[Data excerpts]
------------------------------------------------

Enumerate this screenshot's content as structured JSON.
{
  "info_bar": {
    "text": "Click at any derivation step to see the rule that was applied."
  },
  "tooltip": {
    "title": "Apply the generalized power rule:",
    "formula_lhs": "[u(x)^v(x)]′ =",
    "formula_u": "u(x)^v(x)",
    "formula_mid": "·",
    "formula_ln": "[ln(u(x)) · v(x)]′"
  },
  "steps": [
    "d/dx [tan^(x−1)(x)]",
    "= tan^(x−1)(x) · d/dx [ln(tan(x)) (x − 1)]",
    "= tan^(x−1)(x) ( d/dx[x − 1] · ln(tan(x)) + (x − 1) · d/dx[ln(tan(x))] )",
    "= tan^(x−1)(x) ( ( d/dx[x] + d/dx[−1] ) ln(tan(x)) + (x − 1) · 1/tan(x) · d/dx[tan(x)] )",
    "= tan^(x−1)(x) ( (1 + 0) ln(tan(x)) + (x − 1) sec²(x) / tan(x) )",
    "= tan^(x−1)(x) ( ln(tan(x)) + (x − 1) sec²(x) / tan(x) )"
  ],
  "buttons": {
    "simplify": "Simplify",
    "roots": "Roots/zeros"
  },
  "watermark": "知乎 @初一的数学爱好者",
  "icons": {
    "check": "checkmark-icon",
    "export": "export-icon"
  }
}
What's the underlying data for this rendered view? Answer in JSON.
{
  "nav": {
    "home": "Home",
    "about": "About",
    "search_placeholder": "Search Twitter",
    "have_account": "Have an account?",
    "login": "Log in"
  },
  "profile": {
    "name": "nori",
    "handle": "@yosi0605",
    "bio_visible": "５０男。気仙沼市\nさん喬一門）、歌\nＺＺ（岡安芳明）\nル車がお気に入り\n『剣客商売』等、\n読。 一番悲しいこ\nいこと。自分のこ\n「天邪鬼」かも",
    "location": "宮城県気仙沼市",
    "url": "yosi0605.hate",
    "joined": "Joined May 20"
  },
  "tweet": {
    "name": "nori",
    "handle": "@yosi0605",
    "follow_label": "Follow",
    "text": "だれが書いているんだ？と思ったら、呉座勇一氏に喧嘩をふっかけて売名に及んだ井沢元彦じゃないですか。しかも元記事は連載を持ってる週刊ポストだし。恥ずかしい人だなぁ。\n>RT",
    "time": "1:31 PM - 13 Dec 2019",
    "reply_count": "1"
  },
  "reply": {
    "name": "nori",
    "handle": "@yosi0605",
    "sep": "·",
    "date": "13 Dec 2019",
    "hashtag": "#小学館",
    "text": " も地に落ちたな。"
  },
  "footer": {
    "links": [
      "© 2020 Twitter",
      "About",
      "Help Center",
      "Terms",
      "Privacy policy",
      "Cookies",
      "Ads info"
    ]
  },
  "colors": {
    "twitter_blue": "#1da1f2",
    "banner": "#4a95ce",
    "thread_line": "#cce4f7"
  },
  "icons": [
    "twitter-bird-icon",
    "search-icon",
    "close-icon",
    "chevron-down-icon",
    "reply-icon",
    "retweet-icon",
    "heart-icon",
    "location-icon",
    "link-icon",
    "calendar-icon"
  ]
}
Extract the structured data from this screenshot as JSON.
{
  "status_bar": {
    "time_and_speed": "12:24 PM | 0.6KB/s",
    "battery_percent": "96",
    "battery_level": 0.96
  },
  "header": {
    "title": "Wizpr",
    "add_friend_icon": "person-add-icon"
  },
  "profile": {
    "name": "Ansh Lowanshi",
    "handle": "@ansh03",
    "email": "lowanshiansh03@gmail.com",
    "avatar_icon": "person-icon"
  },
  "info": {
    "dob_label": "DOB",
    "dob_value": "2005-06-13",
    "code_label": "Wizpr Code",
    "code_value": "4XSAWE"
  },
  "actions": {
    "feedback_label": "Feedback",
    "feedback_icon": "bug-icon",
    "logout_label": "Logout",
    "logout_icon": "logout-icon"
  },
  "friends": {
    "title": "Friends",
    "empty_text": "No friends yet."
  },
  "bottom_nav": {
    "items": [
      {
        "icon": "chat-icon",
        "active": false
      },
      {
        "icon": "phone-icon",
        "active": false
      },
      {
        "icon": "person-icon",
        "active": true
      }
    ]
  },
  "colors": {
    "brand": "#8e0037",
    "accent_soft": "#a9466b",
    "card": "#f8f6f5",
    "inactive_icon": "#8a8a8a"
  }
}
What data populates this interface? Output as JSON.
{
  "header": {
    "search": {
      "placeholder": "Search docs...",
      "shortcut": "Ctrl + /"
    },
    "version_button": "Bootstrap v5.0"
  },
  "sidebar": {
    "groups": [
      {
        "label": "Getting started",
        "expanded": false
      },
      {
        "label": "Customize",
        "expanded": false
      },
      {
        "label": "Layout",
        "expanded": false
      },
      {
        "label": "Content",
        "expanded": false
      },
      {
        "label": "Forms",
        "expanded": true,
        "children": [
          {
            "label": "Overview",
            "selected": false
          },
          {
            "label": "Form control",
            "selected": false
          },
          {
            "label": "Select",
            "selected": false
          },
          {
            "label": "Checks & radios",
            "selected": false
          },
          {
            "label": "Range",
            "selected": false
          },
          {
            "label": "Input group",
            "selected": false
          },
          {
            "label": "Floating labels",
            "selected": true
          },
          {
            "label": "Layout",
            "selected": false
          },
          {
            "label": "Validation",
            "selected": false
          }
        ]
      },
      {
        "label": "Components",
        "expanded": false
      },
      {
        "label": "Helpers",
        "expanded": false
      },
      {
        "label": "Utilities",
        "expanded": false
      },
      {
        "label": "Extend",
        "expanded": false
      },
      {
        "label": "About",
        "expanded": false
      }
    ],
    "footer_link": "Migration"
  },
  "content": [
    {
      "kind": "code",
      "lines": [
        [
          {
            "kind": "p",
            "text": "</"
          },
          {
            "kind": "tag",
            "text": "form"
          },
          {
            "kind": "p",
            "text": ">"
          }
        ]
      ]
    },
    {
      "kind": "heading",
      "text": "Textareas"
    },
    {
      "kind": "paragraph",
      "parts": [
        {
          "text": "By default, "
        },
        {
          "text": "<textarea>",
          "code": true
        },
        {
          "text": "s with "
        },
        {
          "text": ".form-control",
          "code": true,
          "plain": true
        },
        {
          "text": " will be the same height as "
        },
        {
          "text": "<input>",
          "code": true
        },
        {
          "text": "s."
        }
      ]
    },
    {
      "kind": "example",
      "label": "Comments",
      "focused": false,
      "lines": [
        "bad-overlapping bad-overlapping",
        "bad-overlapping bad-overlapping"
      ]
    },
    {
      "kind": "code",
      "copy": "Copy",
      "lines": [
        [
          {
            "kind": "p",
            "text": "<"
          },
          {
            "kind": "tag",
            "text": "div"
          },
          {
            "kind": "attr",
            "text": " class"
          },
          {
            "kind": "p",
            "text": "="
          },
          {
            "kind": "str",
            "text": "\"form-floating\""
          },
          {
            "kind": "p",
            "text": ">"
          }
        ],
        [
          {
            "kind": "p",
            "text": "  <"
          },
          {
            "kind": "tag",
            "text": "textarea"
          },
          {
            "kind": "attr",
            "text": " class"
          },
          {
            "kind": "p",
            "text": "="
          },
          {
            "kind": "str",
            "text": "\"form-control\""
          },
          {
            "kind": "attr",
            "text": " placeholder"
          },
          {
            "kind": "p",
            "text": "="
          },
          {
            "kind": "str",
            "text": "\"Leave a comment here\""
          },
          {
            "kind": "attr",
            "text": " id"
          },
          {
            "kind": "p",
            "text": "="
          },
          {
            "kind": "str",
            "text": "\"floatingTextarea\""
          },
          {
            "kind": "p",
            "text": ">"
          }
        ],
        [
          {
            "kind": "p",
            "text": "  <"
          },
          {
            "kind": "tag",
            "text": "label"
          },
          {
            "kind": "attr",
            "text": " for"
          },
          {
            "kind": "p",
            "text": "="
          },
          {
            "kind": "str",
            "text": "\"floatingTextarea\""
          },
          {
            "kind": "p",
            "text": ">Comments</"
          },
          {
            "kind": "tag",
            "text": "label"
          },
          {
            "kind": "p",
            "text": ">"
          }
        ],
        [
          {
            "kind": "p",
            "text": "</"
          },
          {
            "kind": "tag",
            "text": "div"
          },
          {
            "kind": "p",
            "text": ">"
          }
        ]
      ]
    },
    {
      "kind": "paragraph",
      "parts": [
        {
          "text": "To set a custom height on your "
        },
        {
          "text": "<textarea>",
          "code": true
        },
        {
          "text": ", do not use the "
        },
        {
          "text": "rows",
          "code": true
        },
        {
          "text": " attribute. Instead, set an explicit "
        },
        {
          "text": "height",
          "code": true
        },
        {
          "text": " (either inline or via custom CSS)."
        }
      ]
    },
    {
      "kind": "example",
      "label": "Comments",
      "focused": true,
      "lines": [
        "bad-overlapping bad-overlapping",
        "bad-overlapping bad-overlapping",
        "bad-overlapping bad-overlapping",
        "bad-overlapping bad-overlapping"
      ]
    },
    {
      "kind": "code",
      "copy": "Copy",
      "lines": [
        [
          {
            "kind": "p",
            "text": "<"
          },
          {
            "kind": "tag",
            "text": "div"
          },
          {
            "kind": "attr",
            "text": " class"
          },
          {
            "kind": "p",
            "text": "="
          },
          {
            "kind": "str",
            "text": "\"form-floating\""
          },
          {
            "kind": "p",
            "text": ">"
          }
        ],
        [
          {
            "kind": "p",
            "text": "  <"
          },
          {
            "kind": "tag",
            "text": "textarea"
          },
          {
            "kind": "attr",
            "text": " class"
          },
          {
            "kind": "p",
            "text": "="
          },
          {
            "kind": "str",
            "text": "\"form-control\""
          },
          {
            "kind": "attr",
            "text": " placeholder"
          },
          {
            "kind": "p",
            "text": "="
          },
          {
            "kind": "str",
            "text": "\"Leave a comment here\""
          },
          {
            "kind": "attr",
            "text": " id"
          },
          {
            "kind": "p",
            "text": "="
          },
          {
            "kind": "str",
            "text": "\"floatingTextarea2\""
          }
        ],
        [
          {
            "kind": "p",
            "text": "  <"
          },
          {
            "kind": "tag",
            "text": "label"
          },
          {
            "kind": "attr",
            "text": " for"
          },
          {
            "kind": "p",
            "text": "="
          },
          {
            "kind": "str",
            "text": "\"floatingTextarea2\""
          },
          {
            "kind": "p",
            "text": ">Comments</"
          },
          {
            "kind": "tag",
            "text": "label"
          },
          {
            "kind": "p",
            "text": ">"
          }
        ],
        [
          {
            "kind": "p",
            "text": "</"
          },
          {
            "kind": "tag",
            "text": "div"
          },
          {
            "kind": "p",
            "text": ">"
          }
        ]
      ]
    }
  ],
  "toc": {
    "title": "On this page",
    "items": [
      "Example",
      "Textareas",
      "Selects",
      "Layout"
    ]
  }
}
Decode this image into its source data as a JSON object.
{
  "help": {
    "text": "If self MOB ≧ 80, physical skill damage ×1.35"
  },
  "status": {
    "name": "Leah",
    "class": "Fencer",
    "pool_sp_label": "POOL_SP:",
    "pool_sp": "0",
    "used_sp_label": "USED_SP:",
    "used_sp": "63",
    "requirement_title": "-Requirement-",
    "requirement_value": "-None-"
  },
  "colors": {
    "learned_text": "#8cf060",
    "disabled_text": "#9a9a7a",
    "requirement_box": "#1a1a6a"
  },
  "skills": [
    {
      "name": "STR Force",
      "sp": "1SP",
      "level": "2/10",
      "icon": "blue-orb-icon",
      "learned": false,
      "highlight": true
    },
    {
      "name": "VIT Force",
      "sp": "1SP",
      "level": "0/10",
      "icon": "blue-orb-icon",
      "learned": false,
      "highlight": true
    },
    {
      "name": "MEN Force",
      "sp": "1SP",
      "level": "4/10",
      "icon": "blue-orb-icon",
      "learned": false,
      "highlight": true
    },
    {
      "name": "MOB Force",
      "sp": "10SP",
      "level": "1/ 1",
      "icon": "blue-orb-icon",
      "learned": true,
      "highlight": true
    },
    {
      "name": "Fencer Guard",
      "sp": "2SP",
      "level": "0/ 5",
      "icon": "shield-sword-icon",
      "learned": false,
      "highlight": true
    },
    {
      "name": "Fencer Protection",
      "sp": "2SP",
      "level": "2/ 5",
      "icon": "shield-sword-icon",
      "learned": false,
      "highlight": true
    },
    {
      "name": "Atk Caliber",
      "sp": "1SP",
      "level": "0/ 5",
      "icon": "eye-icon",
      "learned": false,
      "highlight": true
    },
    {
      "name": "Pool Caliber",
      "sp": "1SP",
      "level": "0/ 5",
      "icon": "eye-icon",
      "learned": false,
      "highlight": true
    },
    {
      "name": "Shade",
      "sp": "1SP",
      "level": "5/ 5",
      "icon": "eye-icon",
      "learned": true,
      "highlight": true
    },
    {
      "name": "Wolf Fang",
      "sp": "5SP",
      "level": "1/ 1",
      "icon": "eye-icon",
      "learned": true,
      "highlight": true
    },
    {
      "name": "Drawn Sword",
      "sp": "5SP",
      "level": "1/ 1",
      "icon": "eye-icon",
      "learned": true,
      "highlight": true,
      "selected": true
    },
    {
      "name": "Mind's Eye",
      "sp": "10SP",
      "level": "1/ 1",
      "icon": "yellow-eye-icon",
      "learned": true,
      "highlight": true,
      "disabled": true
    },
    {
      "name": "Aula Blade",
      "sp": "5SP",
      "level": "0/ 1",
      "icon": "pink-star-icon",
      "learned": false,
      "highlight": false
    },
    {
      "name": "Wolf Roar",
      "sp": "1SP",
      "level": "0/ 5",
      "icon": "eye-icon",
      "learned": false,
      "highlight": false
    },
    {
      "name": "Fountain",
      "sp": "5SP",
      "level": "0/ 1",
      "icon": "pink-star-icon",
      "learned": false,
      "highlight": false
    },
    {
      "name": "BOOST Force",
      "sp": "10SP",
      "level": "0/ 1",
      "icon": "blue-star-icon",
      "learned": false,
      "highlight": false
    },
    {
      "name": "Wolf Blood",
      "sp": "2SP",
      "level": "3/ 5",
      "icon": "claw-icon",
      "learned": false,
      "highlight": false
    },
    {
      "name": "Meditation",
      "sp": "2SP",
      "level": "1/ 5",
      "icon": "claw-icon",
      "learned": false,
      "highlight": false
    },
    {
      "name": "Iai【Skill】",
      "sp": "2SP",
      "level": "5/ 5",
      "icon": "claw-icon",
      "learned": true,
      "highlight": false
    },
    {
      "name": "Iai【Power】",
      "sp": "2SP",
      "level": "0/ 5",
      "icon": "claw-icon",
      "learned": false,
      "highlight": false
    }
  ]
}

------------------------------------------------

§ EXERCISE AIM
From the data above, gather every line that includes the word "Fencer".

§ OUTPUT OF THE EXERCISE
    "class": "Fencer",
      "name": "Fencer Guard",
      "name": "Fencer Protection",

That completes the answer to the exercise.